Stored records:
────────────────────
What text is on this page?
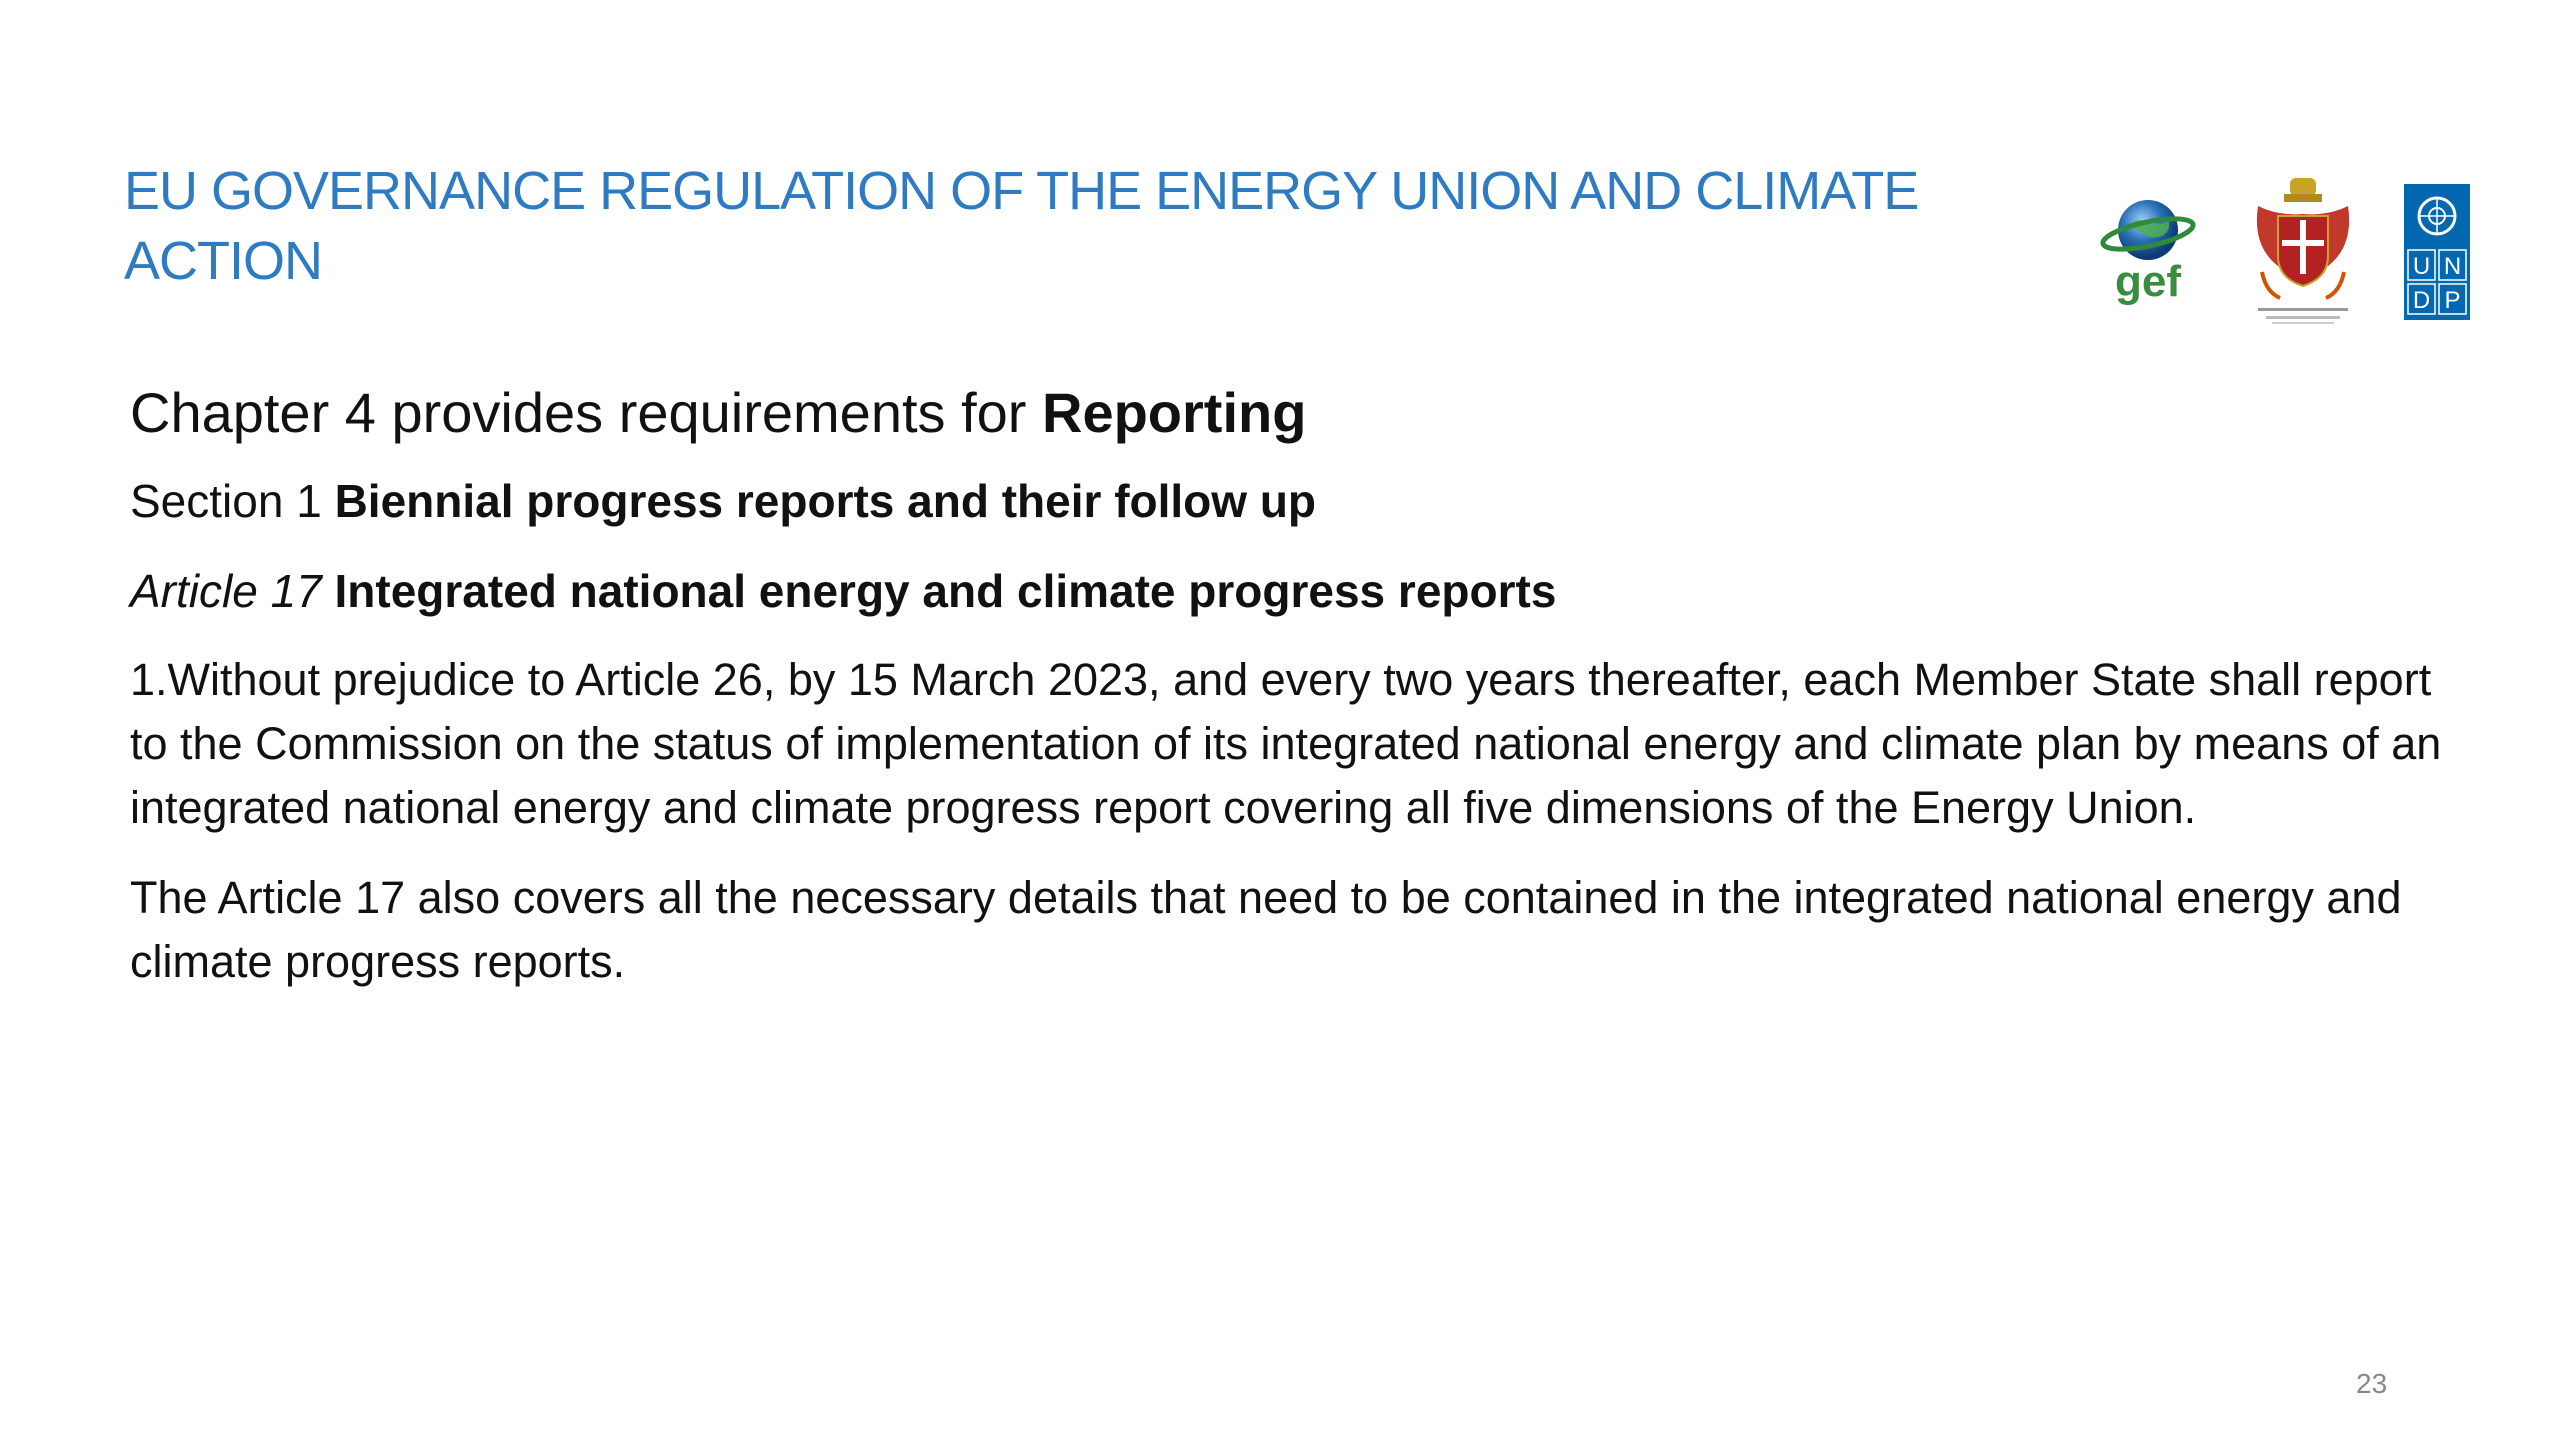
EU GOVERNANCE REGULATION OF THE ENERGY UNION AND CLIMATE ACTION	gef	U N
D P

Chapter 4 provides requirements for Reporting

Section 1 Biennial progress reports and their follow up

Article 17 Integrated national energy and climate progress reports

1.Without prejudice to Article 26, by 15 March 2023, and every two years thereafter, each Member State shall report to the Commission on the status of implementation of its integrated national energy and climate plan by means of an integrated national energy and climate progress report covering all five dimensions of the Energy Union.

The Article 17 also covers all the necessary details that need to be contained in the integrated national energy and climate progress reports.

23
────────────────────
Set problem: Where a line holds "reports", copy that line.

Complete answer:
Section 1 Biennial progress reports and their follow up
Article 17 Integrated national energy and climate progress reports
The Article 17 also covers all the necessary details that need to be contained in the integrated national energy and climate progress reports.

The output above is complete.